[Data entries for graphics]
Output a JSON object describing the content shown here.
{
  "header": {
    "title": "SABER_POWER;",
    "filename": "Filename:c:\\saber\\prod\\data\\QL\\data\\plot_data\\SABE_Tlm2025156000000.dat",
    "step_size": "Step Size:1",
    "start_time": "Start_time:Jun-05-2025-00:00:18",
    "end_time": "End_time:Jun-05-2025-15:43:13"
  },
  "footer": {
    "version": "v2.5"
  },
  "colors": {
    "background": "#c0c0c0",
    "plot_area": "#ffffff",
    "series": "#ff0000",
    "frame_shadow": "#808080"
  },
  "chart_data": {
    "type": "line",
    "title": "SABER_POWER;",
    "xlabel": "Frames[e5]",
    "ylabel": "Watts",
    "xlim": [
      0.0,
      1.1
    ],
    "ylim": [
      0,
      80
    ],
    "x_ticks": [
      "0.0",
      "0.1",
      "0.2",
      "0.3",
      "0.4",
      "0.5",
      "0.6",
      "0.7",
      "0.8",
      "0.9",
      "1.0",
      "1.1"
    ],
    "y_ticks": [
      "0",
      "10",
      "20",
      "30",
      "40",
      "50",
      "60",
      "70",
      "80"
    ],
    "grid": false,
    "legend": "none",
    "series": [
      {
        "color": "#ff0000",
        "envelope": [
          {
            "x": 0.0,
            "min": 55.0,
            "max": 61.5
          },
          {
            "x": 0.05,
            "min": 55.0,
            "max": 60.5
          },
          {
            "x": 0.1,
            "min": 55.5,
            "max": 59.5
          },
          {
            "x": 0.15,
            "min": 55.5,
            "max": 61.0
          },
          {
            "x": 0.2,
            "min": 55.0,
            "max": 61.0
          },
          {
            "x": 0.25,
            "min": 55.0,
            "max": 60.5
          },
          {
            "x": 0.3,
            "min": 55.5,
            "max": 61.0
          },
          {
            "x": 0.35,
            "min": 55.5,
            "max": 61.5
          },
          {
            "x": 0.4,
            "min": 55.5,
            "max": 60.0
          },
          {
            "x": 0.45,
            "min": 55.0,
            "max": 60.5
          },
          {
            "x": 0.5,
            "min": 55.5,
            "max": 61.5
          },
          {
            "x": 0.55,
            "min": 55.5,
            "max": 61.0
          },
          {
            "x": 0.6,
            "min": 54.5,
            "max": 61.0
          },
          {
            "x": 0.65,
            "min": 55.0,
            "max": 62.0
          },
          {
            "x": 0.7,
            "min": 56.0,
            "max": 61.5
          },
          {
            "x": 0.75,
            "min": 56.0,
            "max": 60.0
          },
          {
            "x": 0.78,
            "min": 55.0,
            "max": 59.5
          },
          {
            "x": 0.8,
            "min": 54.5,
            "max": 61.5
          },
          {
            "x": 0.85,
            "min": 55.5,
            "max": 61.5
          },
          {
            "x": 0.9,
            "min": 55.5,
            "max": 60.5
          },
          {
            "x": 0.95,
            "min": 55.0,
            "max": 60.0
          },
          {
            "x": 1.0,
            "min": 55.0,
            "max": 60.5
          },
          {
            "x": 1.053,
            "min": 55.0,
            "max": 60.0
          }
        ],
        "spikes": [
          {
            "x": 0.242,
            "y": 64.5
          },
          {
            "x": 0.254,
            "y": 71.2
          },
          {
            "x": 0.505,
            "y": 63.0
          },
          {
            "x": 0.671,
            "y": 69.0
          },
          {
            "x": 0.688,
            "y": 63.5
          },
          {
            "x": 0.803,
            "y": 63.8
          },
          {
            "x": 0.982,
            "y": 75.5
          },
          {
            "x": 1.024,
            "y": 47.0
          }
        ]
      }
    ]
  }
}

**PROBLEM TO SOLVE:** Reproduce the records above exactly.

**FINAL RESULT:**
Output a JSON object describing the content shown here.
{
  "header": {
    "title": "SABER_POWER;",
    "filename": "Filename:c:\\saber\\prod\\data\\QL\\data\\plot_data\\SABE_Tlm2025156000000.dat",
    "step_size": "Step Size:1",
    "start_time": "Start_time:Jun-05-2025-00:00:18",
    "end_time": "End_time:Jun-05-2025-15:43:13"
  },
  "footer": {
    "version": "v2.5"
  },
  "colors": {
    "background": "#c0c0c0",
    "plot_area": "#ffffff",
    "series": "#ff0000",
    "frame_shadow": "#808080"
  },
  "chart_data": {
    "type": "line",
    "title": "SABER_POWER;",
    "xlabel": "Frames[e5]",
    "ylabel": "Watts",
    "xlim": [
      0.0,
      1.1
    ],
    "ylim": [
      0,
      80
    ],
    "x_ticks": [
      "0.0",
      "0.1",
      "0.2",
      "0.3",
      "0.4",
      "0.5",
      "0.6",
      "0.7",
      "0.8",
      "0.9",
      "1.0",
      "1.1"
    ],
    "y_ticks": [
      "0",
      "10",
      "20",
      "30",
      "40",
      "50",
      "60",
      "70",
      "80"
    ],
    "grid": false,
    "legend": "none",
    "series": [
      {
        "color": "#ff0000",
        "envelope": [
          {
            "x": 0.0,
            "min": 55.0,
            "max": 61.5
          },
          {
            "x": 0.05,
            "min": 55.0,
            "max": 60.5
          },
          {
            "x": 0.1,
            "min": 55.5,
            "max": 59.5
          },
          {
            "x": 0.15,
            "min": 55.5,
            "max": 61.0
          },
          {
            "x": 0.2,
            "min": 55.0,
            "max": 61.0
          },
          {
            "x": 0.25,
            "min": 55.0,
            "max": 60.5
          },
          {
            "x": 0.3,
            "min": 55.5,
            "max": 61.0
          },
          {
            "x": 0.35,
            "min": 55.5,
            "max": 61.5
          },
          {
            "x": 0.4,
            "min": 55.5,
            "max": 60.0
          },
          {
            "x": 0.45,
            "min": 55.0,
            "max": 60.5
          },
          {
            "x": 0.5,
            "min": 55.5,
            "max": 61.5
          },
          {
            "x": 0.55,
            "min": 55.5,
            "max": 61.0
          },
          {
            "x": 0.6,
            "min": 54.5,
            "max": 61.0
          },
          {
            "x": 0.65,
            "min": 55.0,
            "max": 62.0
          },
          {
            "x": 0.7,
            "min": 56.0,
            "max": 61.5
          },
          {
            "x": 0.75,
            "min": 56.0,
            "max": 60.0
          },
          {
            "x": 0.78,
            "min": 55.0,
            "max": 59.5
          },
          {
            "x": 0.8,
            "min": 54.5,
            "max": 61.5
          },
          {
            "x": 0.85,
            "min": 55.5,
            "max": 61.5
          },
          {
            "x": 0.9,
            "min": 55.5,
            "max": 60.5
          },
          {
            "x": 0.95,
            "min": 55.0,
            "max": 60.0
          },
          {
            "x": 1.0,
            "min": 55.0,
            "max": 60.5
          },
          {
            "x": 1.053,
            "min": 55.0,
            "max": 60.0
          }
        ],
        "spikes": [
          {
            "x": 0.242,
            "y": 64.5
          },
          {
            "x": 0.254,
            "y": 71.2
          },
          {
            "x": 0.505,
            "y": 63.0
          },
          {
            "x": 0.671,
            "y": 69.0
          },
          {
            "x": 0.688,
            "y": 63.5
          },
          {
            "x": 0.803,
            "y": 63.8
          },
          {
            "x": 0.982,
            "y": 75.5
          },
          {
            "x": 1.024,
            "y": 47.0
          }
        ]
      }
    ]
  }
}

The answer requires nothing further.